Description of the task —
Find the lines containing the word "data" and copy every one of them.

= = = = = = =

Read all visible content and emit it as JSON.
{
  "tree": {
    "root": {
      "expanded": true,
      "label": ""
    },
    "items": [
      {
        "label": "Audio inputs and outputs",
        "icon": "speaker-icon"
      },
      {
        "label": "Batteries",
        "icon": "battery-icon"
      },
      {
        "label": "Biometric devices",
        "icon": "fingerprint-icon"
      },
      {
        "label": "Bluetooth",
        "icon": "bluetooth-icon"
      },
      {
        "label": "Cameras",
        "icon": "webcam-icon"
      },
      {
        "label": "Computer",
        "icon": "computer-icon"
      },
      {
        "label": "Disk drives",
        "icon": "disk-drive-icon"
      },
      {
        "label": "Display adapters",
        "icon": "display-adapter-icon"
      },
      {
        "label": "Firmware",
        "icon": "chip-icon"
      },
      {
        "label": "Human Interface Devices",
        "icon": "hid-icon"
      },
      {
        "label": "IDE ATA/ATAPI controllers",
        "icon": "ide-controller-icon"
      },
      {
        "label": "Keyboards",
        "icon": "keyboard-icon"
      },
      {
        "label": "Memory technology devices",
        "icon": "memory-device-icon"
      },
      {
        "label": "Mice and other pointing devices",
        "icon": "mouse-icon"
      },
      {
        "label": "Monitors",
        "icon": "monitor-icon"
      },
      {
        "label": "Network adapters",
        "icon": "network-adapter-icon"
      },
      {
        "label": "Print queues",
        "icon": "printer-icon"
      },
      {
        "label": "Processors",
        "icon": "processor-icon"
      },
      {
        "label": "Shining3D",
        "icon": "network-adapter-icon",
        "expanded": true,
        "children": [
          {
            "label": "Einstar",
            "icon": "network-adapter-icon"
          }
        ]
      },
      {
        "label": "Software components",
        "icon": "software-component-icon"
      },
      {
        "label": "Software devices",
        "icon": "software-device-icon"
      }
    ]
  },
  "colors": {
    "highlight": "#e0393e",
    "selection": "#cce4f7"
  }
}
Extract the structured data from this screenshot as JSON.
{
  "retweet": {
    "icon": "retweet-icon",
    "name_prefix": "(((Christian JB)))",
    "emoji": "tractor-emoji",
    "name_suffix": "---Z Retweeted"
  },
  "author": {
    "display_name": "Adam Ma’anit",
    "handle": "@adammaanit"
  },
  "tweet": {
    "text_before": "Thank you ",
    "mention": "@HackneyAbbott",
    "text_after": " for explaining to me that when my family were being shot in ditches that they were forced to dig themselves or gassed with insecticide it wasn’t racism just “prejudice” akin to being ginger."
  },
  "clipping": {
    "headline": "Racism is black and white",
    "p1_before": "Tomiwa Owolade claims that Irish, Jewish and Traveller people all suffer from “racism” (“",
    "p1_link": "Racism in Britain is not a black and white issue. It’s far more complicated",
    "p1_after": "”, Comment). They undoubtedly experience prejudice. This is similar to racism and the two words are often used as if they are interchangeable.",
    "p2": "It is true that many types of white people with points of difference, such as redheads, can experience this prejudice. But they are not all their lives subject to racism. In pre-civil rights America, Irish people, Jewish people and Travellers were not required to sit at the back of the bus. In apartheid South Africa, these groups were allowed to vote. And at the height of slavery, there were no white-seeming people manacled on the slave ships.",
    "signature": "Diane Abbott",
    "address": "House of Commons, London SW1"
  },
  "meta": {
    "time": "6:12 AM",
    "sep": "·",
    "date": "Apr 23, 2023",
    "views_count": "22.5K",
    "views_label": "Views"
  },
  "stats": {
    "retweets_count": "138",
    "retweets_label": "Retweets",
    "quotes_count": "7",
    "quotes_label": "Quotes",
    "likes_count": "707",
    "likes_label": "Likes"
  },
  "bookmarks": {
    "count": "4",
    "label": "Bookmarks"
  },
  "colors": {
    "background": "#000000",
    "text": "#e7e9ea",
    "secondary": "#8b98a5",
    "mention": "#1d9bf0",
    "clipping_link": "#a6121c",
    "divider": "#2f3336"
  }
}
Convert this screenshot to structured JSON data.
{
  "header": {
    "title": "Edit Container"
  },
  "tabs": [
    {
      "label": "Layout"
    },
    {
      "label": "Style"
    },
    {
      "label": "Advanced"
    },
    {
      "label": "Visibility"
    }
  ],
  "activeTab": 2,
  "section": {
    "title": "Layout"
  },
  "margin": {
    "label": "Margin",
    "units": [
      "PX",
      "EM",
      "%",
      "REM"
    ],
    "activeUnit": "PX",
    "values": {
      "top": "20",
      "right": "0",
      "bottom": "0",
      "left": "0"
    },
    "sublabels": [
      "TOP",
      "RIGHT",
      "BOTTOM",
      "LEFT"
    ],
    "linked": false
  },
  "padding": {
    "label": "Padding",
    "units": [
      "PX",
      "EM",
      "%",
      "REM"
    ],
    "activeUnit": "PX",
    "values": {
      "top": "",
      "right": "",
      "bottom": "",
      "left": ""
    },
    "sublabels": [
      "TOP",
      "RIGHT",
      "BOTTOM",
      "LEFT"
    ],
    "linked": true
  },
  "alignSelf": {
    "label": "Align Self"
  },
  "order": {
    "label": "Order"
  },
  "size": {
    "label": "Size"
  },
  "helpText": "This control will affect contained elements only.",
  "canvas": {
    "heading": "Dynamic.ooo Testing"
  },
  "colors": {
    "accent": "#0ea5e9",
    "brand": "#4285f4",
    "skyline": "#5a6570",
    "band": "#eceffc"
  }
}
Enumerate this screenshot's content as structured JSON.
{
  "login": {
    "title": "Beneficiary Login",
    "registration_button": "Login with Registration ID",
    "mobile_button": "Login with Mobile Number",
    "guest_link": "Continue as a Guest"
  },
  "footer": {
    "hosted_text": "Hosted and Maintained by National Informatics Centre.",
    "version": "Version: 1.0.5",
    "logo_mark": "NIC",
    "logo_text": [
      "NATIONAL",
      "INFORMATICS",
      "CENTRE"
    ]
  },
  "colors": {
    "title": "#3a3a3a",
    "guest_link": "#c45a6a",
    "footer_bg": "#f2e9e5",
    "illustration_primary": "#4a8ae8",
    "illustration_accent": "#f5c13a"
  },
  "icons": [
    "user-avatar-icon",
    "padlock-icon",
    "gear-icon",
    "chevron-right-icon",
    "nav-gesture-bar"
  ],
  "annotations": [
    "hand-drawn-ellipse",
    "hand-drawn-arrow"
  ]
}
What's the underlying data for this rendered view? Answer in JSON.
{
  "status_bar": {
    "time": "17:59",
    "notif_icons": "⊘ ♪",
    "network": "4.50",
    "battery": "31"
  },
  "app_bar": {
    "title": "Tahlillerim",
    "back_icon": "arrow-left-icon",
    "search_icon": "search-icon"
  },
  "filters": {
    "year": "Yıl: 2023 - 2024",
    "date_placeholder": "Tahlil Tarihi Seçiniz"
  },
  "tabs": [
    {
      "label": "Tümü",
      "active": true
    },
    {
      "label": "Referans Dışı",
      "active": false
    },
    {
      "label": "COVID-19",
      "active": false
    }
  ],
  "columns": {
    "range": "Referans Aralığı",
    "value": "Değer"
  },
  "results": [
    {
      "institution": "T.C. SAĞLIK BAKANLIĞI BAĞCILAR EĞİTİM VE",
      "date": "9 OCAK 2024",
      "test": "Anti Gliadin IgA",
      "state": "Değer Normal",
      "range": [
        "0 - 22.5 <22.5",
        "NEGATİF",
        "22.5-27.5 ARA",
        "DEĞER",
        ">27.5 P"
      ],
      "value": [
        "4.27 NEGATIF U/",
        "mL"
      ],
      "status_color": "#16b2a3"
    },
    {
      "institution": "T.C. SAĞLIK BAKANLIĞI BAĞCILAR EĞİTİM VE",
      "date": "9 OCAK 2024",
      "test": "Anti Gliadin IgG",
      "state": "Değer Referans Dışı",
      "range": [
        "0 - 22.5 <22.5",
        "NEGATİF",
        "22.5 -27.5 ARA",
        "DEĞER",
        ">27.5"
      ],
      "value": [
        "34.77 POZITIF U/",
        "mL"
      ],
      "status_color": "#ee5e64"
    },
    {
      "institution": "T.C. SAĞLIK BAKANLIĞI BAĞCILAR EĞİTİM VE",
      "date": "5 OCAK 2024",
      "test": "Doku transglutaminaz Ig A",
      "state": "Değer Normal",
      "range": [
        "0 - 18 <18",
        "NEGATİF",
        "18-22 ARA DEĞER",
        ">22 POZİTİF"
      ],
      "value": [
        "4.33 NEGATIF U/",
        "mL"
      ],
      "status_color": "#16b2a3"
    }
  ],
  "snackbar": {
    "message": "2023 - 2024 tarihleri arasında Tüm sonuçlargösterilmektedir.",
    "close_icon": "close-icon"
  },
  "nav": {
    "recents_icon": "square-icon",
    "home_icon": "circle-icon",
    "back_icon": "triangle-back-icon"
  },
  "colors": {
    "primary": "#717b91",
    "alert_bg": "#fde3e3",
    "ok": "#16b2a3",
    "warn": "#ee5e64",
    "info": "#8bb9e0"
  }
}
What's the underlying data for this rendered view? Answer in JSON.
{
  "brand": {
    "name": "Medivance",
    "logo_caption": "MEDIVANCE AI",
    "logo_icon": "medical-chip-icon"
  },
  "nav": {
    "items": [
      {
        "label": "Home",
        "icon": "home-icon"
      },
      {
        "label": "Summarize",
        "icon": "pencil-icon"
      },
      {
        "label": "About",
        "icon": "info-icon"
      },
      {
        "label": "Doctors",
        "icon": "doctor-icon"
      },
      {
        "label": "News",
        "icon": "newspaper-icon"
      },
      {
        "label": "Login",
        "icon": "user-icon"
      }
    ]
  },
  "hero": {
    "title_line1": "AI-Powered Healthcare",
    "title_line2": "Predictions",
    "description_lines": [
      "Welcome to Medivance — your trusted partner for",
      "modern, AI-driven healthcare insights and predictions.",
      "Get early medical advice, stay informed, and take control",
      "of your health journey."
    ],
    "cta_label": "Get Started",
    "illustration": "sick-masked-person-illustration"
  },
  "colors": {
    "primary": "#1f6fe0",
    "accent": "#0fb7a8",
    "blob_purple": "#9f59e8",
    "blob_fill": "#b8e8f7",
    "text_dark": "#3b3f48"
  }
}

= = = = = = =

Worked solution —
Extract the structured data from this screenshot as JSON.
Convert this screenshot to structured JSON data.
What's the underlying data for this rendered view? Answer in JSON.
What's the underlying data for this rendered view? Answer in JSON.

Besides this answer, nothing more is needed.